§ **Task to complete**
Do any lines in the data below contain "bottom"? If so, copy every one of them.

§ **Material provided**
--- begin ---
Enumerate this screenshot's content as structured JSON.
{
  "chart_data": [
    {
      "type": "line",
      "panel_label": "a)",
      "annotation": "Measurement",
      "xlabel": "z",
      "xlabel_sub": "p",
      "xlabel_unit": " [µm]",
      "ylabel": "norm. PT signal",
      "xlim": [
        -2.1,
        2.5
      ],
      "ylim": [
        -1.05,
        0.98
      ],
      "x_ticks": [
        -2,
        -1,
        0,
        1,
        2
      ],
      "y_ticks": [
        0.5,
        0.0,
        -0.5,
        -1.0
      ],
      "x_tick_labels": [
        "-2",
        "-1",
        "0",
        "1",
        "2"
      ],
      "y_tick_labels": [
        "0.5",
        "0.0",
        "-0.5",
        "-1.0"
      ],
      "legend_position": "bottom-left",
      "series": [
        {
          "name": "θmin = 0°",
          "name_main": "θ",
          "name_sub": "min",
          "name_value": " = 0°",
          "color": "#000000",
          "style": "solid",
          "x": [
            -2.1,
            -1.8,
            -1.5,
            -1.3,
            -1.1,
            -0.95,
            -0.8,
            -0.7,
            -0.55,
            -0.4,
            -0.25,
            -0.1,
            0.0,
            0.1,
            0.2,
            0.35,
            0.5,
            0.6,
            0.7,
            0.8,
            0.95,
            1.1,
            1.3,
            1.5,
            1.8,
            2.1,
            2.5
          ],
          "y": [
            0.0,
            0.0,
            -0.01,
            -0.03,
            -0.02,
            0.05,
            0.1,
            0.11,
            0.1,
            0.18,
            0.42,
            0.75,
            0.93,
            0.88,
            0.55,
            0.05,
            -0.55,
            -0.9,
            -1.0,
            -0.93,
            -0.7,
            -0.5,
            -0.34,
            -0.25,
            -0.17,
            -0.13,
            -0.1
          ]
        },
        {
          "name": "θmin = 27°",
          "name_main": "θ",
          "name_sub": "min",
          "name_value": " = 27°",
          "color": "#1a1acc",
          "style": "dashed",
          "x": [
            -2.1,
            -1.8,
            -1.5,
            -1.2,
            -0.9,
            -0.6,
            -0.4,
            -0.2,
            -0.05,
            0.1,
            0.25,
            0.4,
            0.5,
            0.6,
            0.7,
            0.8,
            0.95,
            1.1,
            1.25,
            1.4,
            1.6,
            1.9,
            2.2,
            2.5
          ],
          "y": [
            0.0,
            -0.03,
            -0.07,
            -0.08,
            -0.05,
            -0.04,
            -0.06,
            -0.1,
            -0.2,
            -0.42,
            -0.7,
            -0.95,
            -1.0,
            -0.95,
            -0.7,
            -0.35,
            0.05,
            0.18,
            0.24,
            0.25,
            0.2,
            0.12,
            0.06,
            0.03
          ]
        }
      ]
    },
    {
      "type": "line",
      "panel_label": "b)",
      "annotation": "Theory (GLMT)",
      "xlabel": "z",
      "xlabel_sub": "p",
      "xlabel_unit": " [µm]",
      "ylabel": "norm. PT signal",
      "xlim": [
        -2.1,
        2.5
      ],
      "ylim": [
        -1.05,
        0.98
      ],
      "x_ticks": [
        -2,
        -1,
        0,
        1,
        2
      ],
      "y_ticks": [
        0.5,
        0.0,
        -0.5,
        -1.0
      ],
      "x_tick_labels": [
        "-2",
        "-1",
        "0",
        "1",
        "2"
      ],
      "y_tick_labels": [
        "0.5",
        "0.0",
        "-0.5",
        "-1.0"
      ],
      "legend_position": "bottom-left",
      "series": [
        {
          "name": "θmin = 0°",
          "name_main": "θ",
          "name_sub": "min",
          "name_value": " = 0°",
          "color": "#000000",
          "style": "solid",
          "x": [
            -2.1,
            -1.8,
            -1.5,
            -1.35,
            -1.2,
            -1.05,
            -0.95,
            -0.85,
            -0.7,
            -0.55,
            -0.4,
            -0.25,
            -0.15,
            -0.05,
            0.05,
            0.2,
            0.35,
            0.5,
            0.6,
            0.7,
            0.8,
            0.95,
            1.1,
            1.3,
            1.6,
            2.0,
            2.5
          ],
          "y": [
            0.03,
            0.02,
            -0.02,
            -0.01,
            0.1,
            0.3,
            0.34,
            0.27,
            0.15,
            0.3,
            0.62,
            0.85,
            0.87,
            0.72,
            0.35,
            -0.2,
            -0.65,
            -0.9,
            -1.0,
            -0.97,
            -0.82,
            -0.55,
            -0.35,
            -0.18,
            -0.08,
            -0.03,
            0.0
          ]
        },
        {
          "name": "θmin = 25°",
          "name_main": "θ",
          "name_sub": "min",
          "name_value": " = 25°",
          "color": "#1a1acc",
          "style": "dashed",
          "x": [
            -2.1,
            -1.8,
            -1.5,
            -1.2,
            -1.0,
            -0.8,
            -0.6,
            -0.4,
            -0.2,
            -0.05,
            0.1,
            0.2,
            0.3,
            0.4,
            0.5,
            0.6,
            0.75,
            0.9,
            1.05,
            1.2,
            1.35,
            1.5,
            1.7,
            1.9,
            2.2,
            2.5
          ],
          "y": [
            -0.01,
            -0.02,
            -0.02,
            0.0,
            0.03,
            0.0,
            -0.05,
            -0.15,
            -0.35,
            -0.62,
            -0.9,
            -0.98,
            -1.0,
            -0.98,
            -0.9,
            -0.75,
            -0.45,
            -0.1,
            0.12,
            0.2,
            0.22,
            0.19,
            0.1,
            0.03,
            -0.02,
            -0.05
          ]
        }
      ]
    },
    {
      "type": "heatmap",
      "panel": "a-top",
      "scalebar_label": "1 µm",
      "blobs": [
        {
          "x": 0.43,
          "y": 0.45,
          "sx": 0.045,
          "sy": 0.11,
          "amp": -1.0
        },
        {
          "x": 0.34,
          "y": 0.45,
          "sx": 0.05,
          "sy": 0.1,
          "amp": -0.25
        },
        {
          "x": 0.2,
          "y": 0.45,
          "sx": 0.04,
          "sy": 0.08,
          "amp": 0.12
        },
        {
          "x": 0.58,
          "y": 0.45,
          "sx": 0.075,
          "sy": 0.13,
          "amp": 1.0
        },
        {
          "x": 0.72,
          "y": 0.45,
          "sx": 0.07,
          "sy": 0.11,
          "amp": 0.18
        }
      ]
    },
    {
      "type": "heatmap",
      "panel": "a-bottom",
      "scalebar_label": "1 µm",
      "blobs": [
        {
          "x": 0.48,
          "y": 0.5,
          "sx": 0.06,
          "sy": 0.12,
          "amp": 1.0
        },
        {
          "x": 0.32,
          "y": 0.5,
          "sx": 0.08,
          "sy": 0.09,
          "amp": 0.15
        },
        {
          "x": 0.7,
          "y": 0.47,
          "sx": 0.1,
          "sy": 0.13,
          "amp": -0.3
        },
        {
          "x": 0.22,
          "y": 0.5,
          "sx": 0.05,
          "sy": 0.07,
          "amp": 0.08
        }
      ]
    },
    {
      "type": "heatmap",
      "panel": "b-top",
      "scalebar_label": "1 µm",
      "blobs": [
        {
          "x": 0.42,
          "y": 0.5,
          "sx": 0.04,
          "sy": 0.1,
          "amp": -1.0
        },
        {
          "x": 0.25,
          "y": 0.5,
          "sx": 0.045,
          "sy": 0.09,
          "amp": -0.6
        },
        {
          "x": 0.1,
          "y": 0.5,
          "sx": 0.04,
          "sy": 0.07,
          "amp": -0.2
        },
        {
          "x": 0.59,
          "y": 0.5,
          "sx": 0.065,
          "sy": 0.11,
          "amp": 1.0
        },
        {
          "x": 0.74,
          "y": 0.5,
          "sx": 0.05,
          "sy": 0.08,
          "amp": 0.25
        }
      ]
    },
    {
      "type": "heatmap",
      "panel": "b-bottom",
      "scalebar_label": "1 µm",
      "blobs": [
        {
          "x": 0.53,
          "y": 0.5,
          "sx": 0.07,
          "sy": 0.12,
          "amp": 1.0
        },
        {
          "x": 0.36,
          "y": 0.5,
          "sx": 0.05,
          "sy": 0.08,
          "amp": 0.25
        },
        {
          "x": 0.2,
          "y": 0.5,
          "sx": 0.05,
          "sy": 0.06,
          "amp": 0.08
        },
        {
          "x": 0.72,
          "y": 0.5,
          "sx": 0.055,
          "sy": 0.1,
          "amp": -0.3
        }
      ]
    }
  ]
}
--- end ---
§ **Result of the exercise**
      "legend_position": "bottom-left",
      "legend_position": "bottom-left",
      "panel": "a-bottom",
      "panel": "b-bottom",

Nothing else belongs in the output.